→ Written instruction
Your task is to repeat the entries exactly. Leave the pictures out.

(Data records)
* * *

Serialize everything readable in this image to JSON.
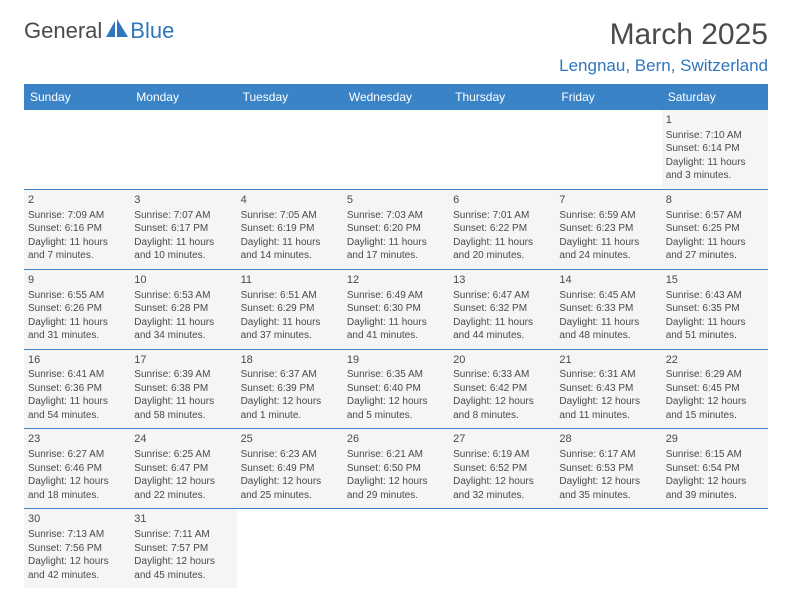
{
  "logo": {
    "part1": "General",
    "part2": "Blue"
  },
  "title": "March 2025",
  "location": "Lengnau, Bern, Switzerland",
  "days": [
    "Sunday",
    "Monday",
    "Tuesday",
    "Wednesday",
    "Thursday",
    "Friday",
    "Saturday"
  ],
  "colors": {
    "header_bg": "#3b83c7",
    "accent": "#2f76bd",
    "text": "#4a4a4a",
    "cell_bg": "#f5f5f5"
  },
  "weeks": [
    [
      null,
      null,
      null,
      null,
      null,
      null,
      {
        "n": "1",
        "sr": "Sunrise: 7:10 AM",
        "ss": "Sunset: 6:14 PM",
        "dl": "Daylight: 11 hours and 3 minutes."
      }
    ],
    [
      {
        "n": "2",
        "sr": "Sunrise: 7:09 AM",
        "ss": "Sunset: 6:16 PM",
        "dl": "Daylight: 11 hours and 7 minutes."
      },
      {
        "n": "3",
        "sr": "Sunrise: 7:07 AM",
        "ss": "Sunset: 6:17 PM",
        "dl": "Daylight: 11 hours and 10 minutes."
      },
      {
        "n": "4",
        "sr": "Sunrise: 7:05 AM",
        "ss": "Sunset: 6:19 PM",
        "dl": "Daylight: 11 hours and 14 minutes."
      },
      {
        "n": "5",
        "sr": "Sunrise: 7:03 AM",
        "ss": "Sunset: 6:20 PM",
        "dl": "Daylight: 11 hours and 17 minutes."
      },
      {
        "n": "6",
        "sr": "Sunrise: 7:01 AM",
        "ss": "Sunset: 6:22 PM",
        "dl": "Daylight: 11 hours and 20 minutes."
      },
      {
        "n": "7",
        "sr": "Sunrise: 6:59 AM",
        "ss": "Sunset: 6:23 PM",
        "dl": "Daylight: 11 hours and 24 minutes."
      },
      {
        "n": "8",
        "sr": "Sunrise: 6:57 AM",
        "ss": "Sunset: 6:25 PM",
        "dl": "Daylight: 11 hours and 27 minutes."
      }
    ],
    [
      {
        "n": "9",
        "sr": "Sunrise: 6:55 AM",
        "ss": "Sunset: 6:26 PM",
        "dl": "Daylight: 11 hours and 31 minutes."
      },
      {
        "n": "10",
        "sr": "Sunrise: 6:53 AM",
        "ss": "Sunset: 6:28 PM",
        "dl": "Daylight: 11 hours and 34 minutes."
      },
      {
        "n": "11",
        "sr": "Sunrise: 6:51 AM",
        "ss": "Sunset: 6:29 PM",
        "dl": "Daylight: 11 hours and 37 minutes."
      },
      {
        "n": "12",
        "sr": "Sunrise: 6:49 AM",
        "ss": "Sunset: 6:30 PM",
        "dl": "Daylight: 11 hours and 41 minutes."
      },
      {
        "n": "13",
        "sr": "Sunrise: 6:47 AM",
        "ss": "Sunset: 6:32 PM",
        "dl": "Daylight: 11 hours and 44 minutes."
      },
      {
        "n": "14",
        "sr": "Sunrise: 6:45 AM",
        "ss": "Sunset: 6:33 PM",
        "dl": "Daylight: 11 hours and 48 minutes."
      },
      {
        "n": "15",
        "sr": "Sunrise: 6:43 AM",
        "ss": "Sunset: 6:35 PM",
        "dl": "Daylight: 11 hours and 51 minutes."
      }
    ],
    [
      {
        "n": "16",
        "sr": "Sunrise: 6:41 AM",
        "ss": "Sunset: 6:36 PM",
        "dl": "Daylight: 11 hours and 54 minutes."
      },
      {
        "n": "17",
        "sr": "Sunrise: 6:39 AM",
        "ss": "Sunset: 6:38 PM",
        "dl": "Daylight: 11 hours and 58 minutes."
      },
      {
        "n": "18",
        "sr": "Sunrise: 6:37 AM",
        "ss": "Sunset: 6:39 PM",
        "dl": "Daylight: 12 hours and 1 minute."
      },
      {
        "n": "19",
        "sr": "Sunrise: 6:35 AM",
        "ss": "Sunset: 6:40 PM",
        "dl": "Daylight: 12 hours and 5 minutes."
      },
      {
        "n": "20",
        "sr": "Sunrise: 6:33 AM",
        "ss": "Sunset: 6:42 PM",
        "dl": "Daylight: 12 hours and 8 minutes."
      },
      {
        "n": "21",
        "sr": "Sunrise: 6:31 AM",
        "ss": "Sunset: 6:43 PM",
        "dl": "Daylight: 12 hours and 11 minutes."
      },
      {
        "n": "22",
        "sr": "Sunrise: 6:29 AM",
        "ss": "Sunset: 6:45 PM",
        "dl": "Daylight: 12 hours and 15 minutes."
      }
    ],
    [
      {
        "n": "23",
        "sr": "Sunrise: 6:27 AM",
        "ss": "Sunset: 6:46 PM",
        "dl": "Daylight: 12 hours and 18 minutes."
      },
      {
        "n": "24",
        "sr": "Sunrise: 6:25 AM",
        "ss": "Sunset: 6:47 PM",
        "dl": "Daylight: 12 hours and 22 minutes."
      },
      {
        "n": "25",
        "sr": "Sunrise: 6:23 AM",
        "ss": "Sunset: 6:49 PM",
        "dl": "Daylight: 12 hours and 25 minutes."
      },
      {
        "n": "26",
        "sr": "Sunrise: 6:21 AM",
        "ss": "Sunset: 6:50 PM",
        "dl": "Daylight: 12 hours and 29 minutes."
      },
      {
        "n": "27",
        "sr": "Sunrise: 6:19 AM",
        "ss": "Sunset: 6:52 PM",
        "dl": "Daylight: 12 hours and 32 minutes."
      },
      {
        "n": "28",
        "sr": "Sunrise: 6:17 AM",
        "ss": "Sunset: 6:53 PM",
        "dl": "Daylight: 12 hours and 35 minutes."
      },
      {
        "n": "29",
        "sr": "Sunrise: 6:15 AM",
        "ss": "Sunset: 6:54 PM",
        "dl": "Daylight: 12 hours and 39 minutes."
      }
    ],
    [
      {
        "n": "30",
        "sr": "Sunrise: 7:13 AM",
        "ss": "Sunset: 7:56 PM",
        "dl": "Daylight: 12 hours and 42 minutes."
      },
      {
        "n": "31",
        "sr": "Sunrise: 7:11 AM",
        "ss": "Sunset: 7:57 PM",
        "dl": "Daylight: 12 hours and 45 minutes."
      },
      null,
      null,
      null,
      null,
      null
    ]
  ]
}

* * *

→ The answer
Serialize everything readable in this image to JSON.
{
  "logo": {
    "part1": "General",
    "part2": "Blue"
  },
  "title": "March 2025",
  "location": "Lengnau, Bern, Switzerland",
  "days": [
    "Sunday",
    "Monday",
    "Tuesday",
    "Wednesday",
    "Thursday",
    "Friday",
    "Saturday"
  ],
  "colors": {
    "header_bg": "#3b83c7",
    "accent": "#2f76bd",
    "text": "#4a4a4a",
    "cell_bg": "#f5f5f5"
  },
  "weeks": [
    [
      null,
      null,
      null,
      null,
      null,
      null,
      {
        "n": "1",
        "sr": "Sunrise: 7:10 AM",
        "ss": "Sunset: 6:14 PM",
        "dl": "Daylight: 11 hours and 3 minutes."
      }
    ],
    [
      {
        "n": "2",
        "sr": "Sunrise: 7:09 AM",
        "ss": "Sunset: 6:16 PM",
        "dl": "Daylight: 11 hours and 7 minutes."
      },
      {
        "n": "3",
        "sr": "Sunrise: 7:07 AM",
        "ss": "Sunset: 6:17 PM",
        "dl": "Daylight: 11 hours and 10 minutes."
      },
      {
        "n": "4",
        "sr": "Sunrise: 7:05 AM",
        "ss": "Sunset: 6:19 PM",
        "dl": "Daylight: 11 hours and 14 minutes."
      },
      {
        "n": "5",
        "sr": "Sunrise: 7:03 AM",
        "ss": "Sunset: 6:20 PM",
        "dl": "Daylight: 11 hours and 17 minutes."
      },
      {
        "n": "6",
        "sr": "Sunrise: 7:01 AM",
        "ss": "Sunset: 6:22 PM",
        "dl": "Daylight: 11 hours and 20 minutes."
      },
      {
        "n": "7",
        "sr": "Sunrise: 6:59 AM",
        "ss": "Sunset: 6:23 PM",
        "dl": "Daylight: 11 hours and 24 minutes."
      },
      {
        "n": "8",
        "sr": "Sunrise: 6:57 AM",
        "ss": "Sunset: 6:25 PM",
        "dl": "Daylight: 11 hours and 27 minutes."
      }
    ],
    [
      {
        "n": "9",
        "sr": "Sunrise: 6:55 AM",
        "ss": "Sunset: 6:26 PM",
        "dl": "Daylight: 11 hours and 31 minutes."
      },
      {
        "n": "10",
        "sr": "Sunrise: 6:53 AM",
        "ss": "Sunset: 6:28 PM",
        "dl": "Daylight: 11 hours and 34 minutes."
      },
      {
        "n": "11",
        "sr": "Sunrise: 6:51 AM",
        "ss": "Sunset: 6:29 PM",
        "dl": "Daylight: 11 hours and 37 minutes."
      },
      {
        "n": "12",
        "sr": "Sunrise: 6:49 AM",
        "ss": "Sunset: 6:30 PM",
        "dl": "Daylight: 11 hours and 41 minutes."
      },
      {
        "n": "13",
        "sr": "Sunrise: 6:47 AM",
        "ss": "Sunset: 6:32 PM",
        "dl": "Daylight: 11 hours and 44 minutes."
      },
      {
        "n": "14",
        "sr": "Sunrise: 6:45 AM",
        "ss": "Sunset: 6:33 PM",
        "dl": "Daylight: 11 hours and 48 minutes."
      },
      {
        "n": "15",
        "sr": "Sunrise: 6:43 AM",
        "ss": "Sunset: 6:35 PM",
        "dl": "Daylight: 11 hours and 51 minutes."
      }
    ],
    [
      {
        "n": "16",
        "sr": "Sunrise: 6:41 AM",
        "ss": "Sunset: 6:36 PM",
        "dl": "Daylight: 11 hours and 54 minutes."
      },
      {
        "n": "17",
        "sr": "Sunrise: 6:39 AM",
        "ss": "Sunset: 6:38 PM",
        "dl": "Daylight: 11 hours and 58 minutes."
      },
      {
        "n": "18",
        "sr": "Sunrise: 6:37 AM",
        "ss": "Sunset: 6:39 PM",
        "dl": "Daylight: 12 hours and 1 minute."
      },
      {
        "n": "19",
        "sr": "Sunrise: 6:35 AM",
        "ss": "Sunset: 6:40 PM",
        "dl": "Daylight: 12 hours and 5 minutes."
      },
      {
        "n": "20",
        "sr": "Sunrise: 6:33 AM",
        "ss": "Sunset: 6:42 PM",
        "dl": "Daylight: 12 hours and 8 minutes."
      },
      {
        "n": "21",
        "sr": "Sunrise: 6:31 AM",
        "ss": "Sunset: 6:43 PM",
        "dl": "Daylight: 12 hours and 11 minutes."
      },
      {
        "n": "22",
        "sr": "Sunrise: 6:29 AM",
        "ss": "Sunset: 6:45 PM",
        "dl": "Daylight: 12 hours and 15 minutes."
      }
    ],
    [
      {
        "n": "23",
        "sr": "Sunrise: 6:27 AM",
        "ss": "Sunset: 6:46 PM",
        "dl": "Daylight: 12 hours and 18 minutes."
      },
      {
        "n": "24",
        "sr": "Sunrise: 6:25 AM",
        "ss": "Sunset: 6:47 PM",
        "dl": "Daylight: 12 hours and 22 minutes."
      },
      {
        "n": "25",
        "sr": "Sunrise: 6:23 AM",
        "ss": "Sunset: 6:49 PM",
        "dl": "Daylight: 12 hours and 25 minutes."
      },
      {
        "n": "26",
        "sr": "Sunrise: 6:21 AM",
        "ss": "Sunset: 6:50 PM",
        "dl": "Daylight: 12 hours and 29 minutes."
      },
      {
        "n": "27",
        "sr": "Sunrise: 6:19 AM",
        "ss": "Sunset: 6:52 PM",
        "dl": "Daylight: 12 hours and 32 minutes."
      },
      {
        "n": "28",
        "sr": "Sunrise: 6:17 AM",
        "ss": "Sunset: 6:53 PM",
        "dl": "Daylight: 12 hours and 35 minutes."
      },
      {
        "n": "29",
        "sr": "Sunrise: 6:15 AM",
        "ss": "Sunset: 6:54 PM",
        "dl": "Daylight: 12 hours and 39 minutes."
      }
    ],
    [
      {
        "n": "30",
        "sr": "Sunrise: 7:13 AM",
        "ss": "Sunset: 7:56 PM",
        "dl": "Daylight: 12 hours and 42 minutes."
      },
      {
        "n": "31",
        "sr": "Sunrise: 7:11 AM",
        "ss": "Sunset: 7:57 PM",
        "dl": "Daylight: 12 hours and 45 minutes."
      },
      null,
      null,
      null,
      null,
      null
    ]
  ]
}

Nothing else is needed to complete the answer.